DIRECTIVE: Look through the material and copy each line holding "adjustments".

━━ RECORD EXCERPTS

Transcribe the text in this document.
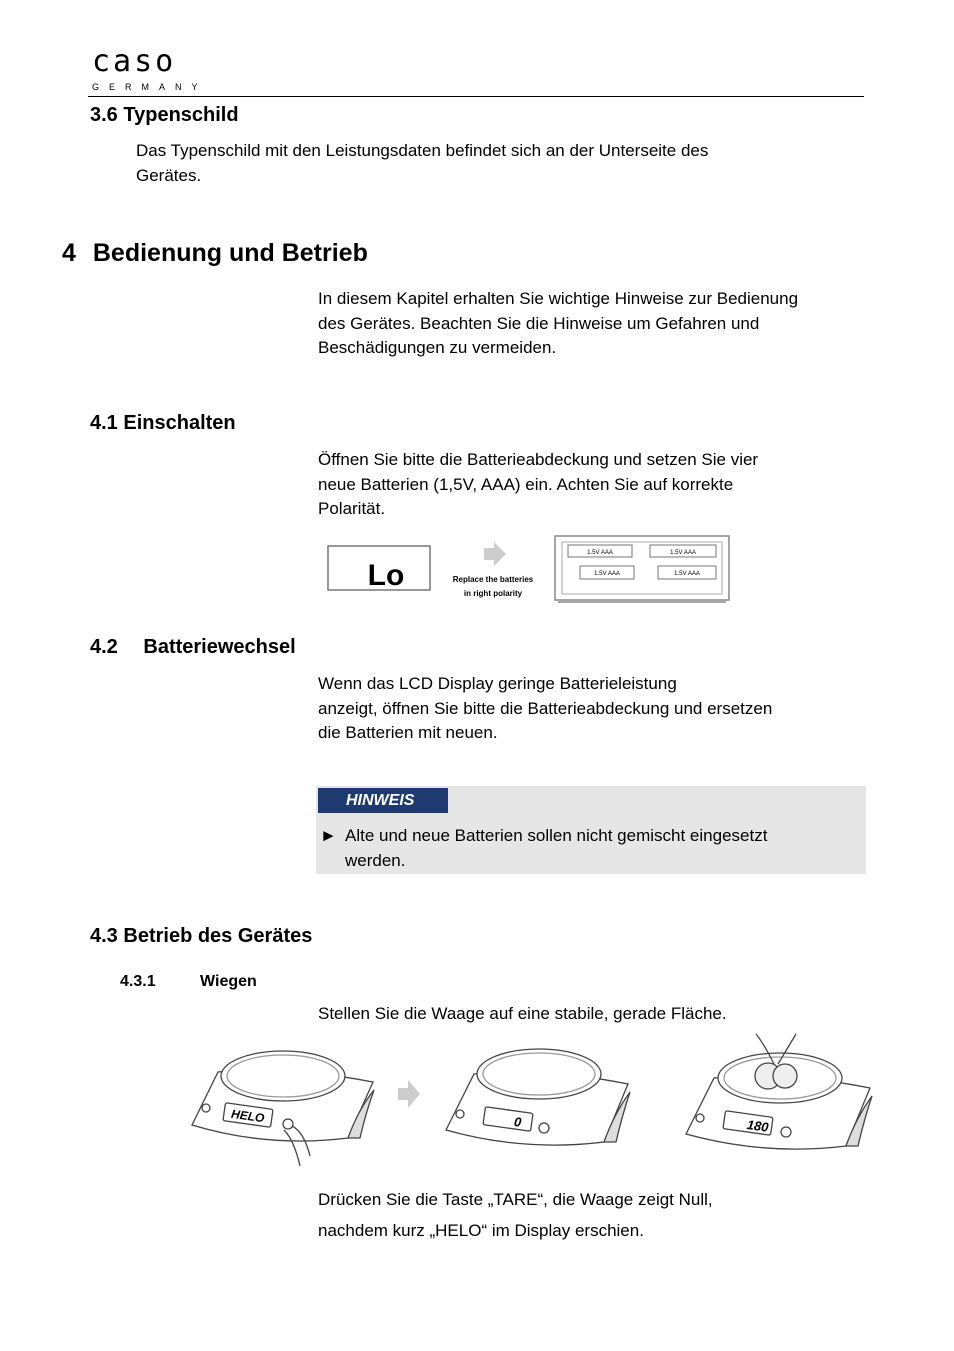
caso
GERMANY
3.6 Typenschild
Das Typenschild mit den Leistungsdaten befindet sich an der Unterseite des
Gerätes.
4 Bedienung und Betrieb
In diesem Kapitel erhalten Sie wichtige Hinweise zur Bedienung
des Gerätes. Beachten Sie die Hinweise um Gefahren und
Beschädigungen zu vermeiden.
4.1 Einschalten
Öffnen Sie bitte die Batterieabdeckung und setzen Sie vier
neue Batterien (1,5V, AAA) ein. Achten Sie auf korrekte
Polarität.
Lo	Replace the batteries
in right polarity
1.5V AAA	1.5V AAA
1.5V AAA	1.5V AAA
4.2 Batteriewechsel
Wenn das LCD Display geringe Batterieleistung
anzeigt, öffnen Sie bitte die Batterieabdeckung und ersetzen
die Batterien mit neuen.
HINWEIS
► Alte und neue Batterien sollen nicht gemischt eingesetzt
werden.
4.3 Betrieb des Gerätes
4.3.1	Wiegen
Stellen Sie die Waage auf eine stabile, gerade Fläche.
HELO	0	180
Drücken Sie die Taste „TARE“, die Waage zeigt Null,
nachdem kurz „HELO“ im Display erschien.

━━━━
━━ RECORD EXCERPTS

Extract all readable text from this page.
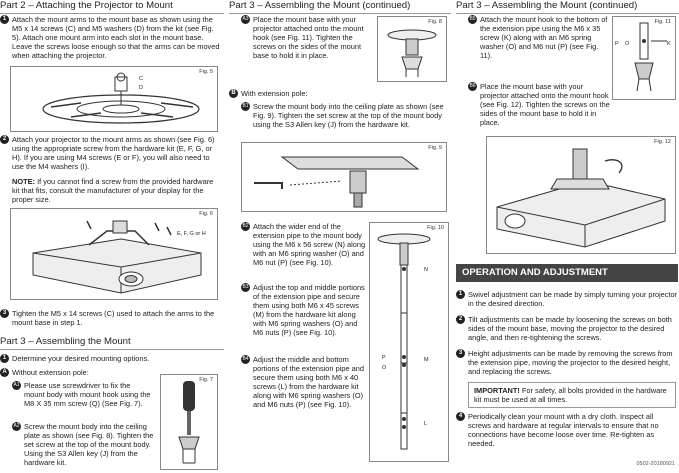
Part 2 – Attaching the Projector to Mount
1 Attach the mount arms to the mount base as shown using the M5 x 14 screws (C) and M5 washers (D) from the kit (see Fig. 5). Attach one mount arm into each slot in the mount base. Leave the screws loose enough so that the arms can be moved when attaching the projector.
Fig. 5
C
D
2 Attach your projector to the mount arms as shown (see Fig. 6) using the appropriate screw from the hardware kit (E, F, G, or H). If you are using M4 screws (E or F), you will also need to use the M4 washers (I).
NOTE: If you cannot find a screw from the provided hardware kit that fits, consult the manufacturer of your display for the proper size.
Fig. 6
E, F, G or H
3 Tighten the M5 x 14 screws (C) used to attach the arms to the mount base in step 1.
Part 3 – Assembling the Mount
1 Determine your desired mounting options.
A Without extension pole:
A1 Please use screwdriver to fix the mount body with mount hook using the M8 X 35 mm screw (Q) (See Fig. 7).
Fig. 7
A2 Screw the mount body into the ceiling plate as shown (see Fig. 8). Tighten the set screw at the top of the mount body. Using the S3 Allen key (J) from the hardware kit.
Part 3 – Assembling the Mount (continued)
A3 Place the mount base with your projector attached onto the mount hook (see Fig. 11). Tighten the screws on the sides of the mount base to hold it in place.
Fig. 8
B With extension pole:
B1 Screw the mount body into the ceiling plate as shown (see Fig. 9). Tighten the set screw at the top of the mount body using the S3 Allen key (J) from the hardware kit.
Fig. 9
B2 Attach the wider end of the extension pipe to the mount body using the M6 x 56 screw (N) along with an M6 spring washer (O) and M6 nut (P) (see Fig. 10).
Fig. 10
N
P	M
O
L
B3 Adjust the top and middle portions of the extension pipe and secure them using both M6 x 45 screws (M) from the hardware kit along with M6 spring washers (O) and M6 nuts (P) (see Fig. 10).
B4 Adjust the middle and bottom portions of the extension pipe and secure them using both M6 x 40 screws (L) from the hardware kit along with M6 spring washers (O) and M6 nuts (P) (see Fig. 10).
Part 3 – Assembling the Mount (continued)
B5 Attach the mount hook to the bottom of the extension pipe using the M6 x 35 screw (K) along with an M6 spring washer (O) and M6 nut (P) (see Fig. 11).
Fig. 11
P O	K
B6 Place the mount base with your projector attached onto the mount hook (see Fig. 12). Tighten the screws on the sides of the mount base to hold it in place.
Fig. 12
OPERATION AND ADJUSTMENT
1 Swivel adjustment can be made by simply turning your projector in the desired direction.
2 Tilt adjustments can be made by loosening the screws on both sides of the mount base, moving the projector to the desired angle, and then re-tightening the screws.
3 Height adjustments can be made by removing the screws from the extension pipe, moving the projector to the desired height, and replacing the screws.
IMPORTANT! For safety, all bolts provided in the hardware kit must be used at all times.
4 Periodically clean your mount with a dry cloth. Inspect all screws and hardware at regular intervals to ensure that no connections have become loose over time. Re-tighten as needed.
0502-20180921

━━━━

ANSWER BELOW:
2 Tilt adjustments can be made by loosening the screws on both sides of the mount base, moving the projector to the desired angle, and then re-tightening the screws.
3 Height adjustments can be made by removing the screws from the extension pipe, moving the projector to the desired height, and replacing the screws.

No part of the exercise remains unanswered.